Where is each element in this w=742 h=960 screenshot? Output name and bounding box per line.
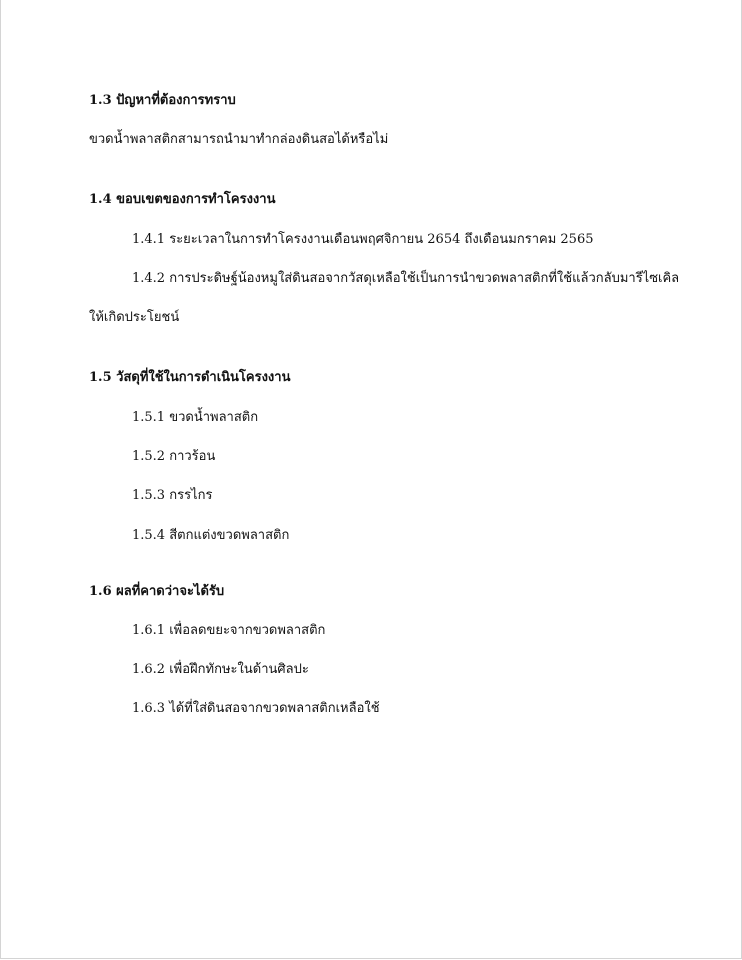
list-item-1-6-1: 1.6.1 เพื่อลดขยะจากขวดพลาสติก [132, 623, 326, 638]
list-item-1-5-1: 1.5.1 ขวดน้ำพลาสติก [132, 410, 259, 425]
list-item-1-4-2: 1.4.2 การประดิษฐ์น้องหมูใส่ดินสอจากวัสดุเหลือใช้เป็นการนำขวดพลาสติกที่ใช้แล้วกลับมารีไซเคิล [132, 271, 680, 286]
list-item-1-6-2: 1.6.2 เพื่อฝึกทักษะในด้านศิลปะ [132, 662, 309, 677]
section-heading-1-5: 1.5 วัสดุที่ใช้ในการดำเนินโครงงาน [89, 370, 291, 385]
section-body-1-3: ขวดน้ำพลาสติกสามารถนำมาทำกล่องดินสอได้หรือไม่ [89, 132, 389, 147]
list-item-1-4-2-continued: ให้เกิดประโยชน์ [89, 310, 180, 325]
list-item-1-5-3: 1.5.3 กรรไกร [132, 488, 213, 503]
list-item-1-5-4: 1.5.4 สีตกแต่งขวดพลาสติก [132, 528, 290, 543]
list-item-1-6-3: 1.6.3 ได้ที่ใส่ดินสอจากขวดพลาสติกเหลือใช้ [132, 701, 380, 716]
section-heading-1-3: 1.3 ปัญหาที่ต้องการทราบ [89, 93, 236, 108]
section-heading-1-4: 1.4 ขอบเขตของการทำโครงงาน [89, 192, 276, 207]
list-item-1-4-1: 1.4.1 ระยะเวลาในการทำโครงงานเดือนพฤศจิกายน 2654 ถึงเดือนมกราคม 2565 [132, 232, 594, 247]
section-heading-1-6: 1.6 ผลที่คาดว่าจะได้รับ [89, 584, 225, 599]
list-item-1-5-2: 1.5.2 กาวร้อน [132, 449, 216, 464]
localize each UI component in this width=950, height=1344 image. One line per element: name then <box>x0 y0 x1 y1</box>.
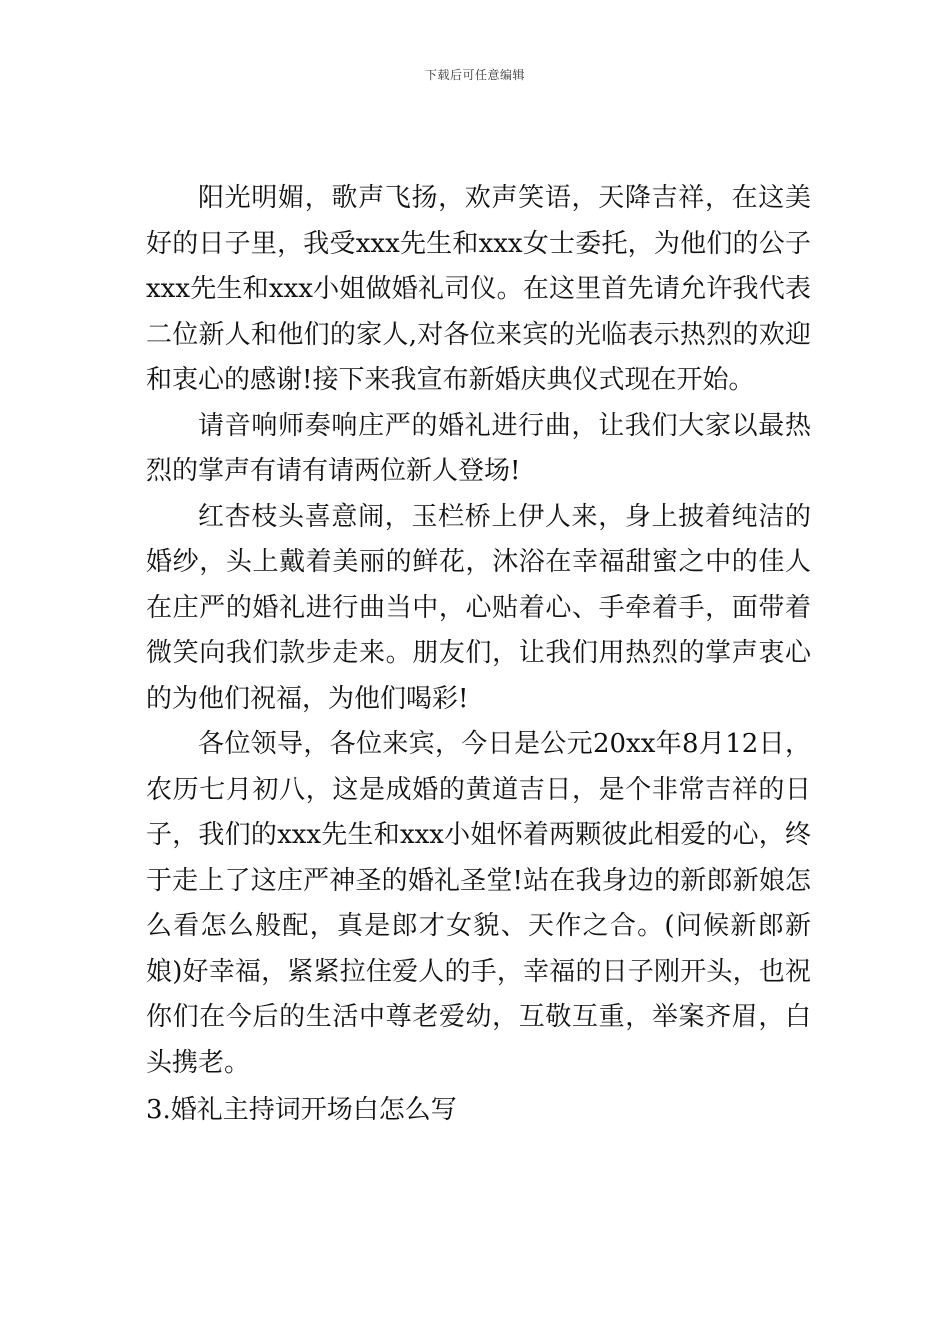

------------------------------------------------------------------------

◆ Short exercise
Can you turn the lines above into a Markdown table with a "Row" column for the number and a "Text" column for the line, skipping blank lines and leaving out the pictures?

◆ The result
| Row | Text |
|---|---|
| 1 | Where is each element in this w=742 h=960 screenshot? Output name and bounding box per line. |
| 2 | list-item-1-6-1: 1.6.1 เพื่อลดขยะจากขวดพลาสติก [132, 623, 326, 638] |
| 3 | list-item-1-5-1: 1.5.1 ขวดน้ำพลาสติก [132, 410, 259, 425] |
| 4 | list-item-1-4-2: 1.4.2 การประดิษฐ์น้องหมูใส่ดินสอจากวัสดุเหลือใช้เป็นการนำขวดพลาสติกที่ใช้แล้วกลับมารีไซเคิล [132, 271, 680, 286] |
| 5 | list-item-1-6-2: 1.6.2 เพื่อฝึกทักษะในด้านศิลปะ [132, 662, 309, 677] |
| 6 | section-heading-1-5: 1.5 วัสดุที่ใช้ในการดำเนินโครงงาน [89, 370, 291, 385] |
| 7 | section-body-1-3: ขวดน้ำพลาสติกสามารถนำมาทำกล่องดินสอได้หรือไม่ [89, 132, 389, 147] |
| 8 | list-item-1-4-2-continued: ให้เกิดประโยชน์ [89, 310, 180, 325] |
| 9 | list-item-1-5-3: 1.5.3 กรรไกร [132, 488, 213, 503] |
| 10 | list-item-1-5-4: 1.5.4 สีตกแต่งขวดพลาสติก [132, 528, 290, 543] |
| 11 | list-item-1-6-3: 1.6.3 ได้ที่ใส่ดินสอจากขวดพลาสติกเหลือใช้ [132, 701, 380, 716] |
| 12 | section-heading-1-3: 1.3 ปัญหาที่ต้องการทราบ [89, 93, 236, 108] |
| 13 | section-heading-1-4: 1.4 ขอบเขตของการทำโครงงาน [89, 192, 276, 207] |
| 14 | list-item-1-4-1: 1.4.1 ระยะเวลาในการทำโครงงานเดือนพฤศจิกายน 2654 ถึงเดือนมกราคม 2565 [132, 232, 594, 247] |
| 15 | section-heading-1-6: 1.6 ผลที่คาดว่าจะได้รับ [89, 584, 225, 599] |
| 16 | list-item-1-5-2: 1.5.2 กาวร้อน [132, 449, 216, 464] |
| 17 | localize each UI component in this width=950, height=1344 image. One line per element: name then <box>x0 y0 x1 y1</box>. |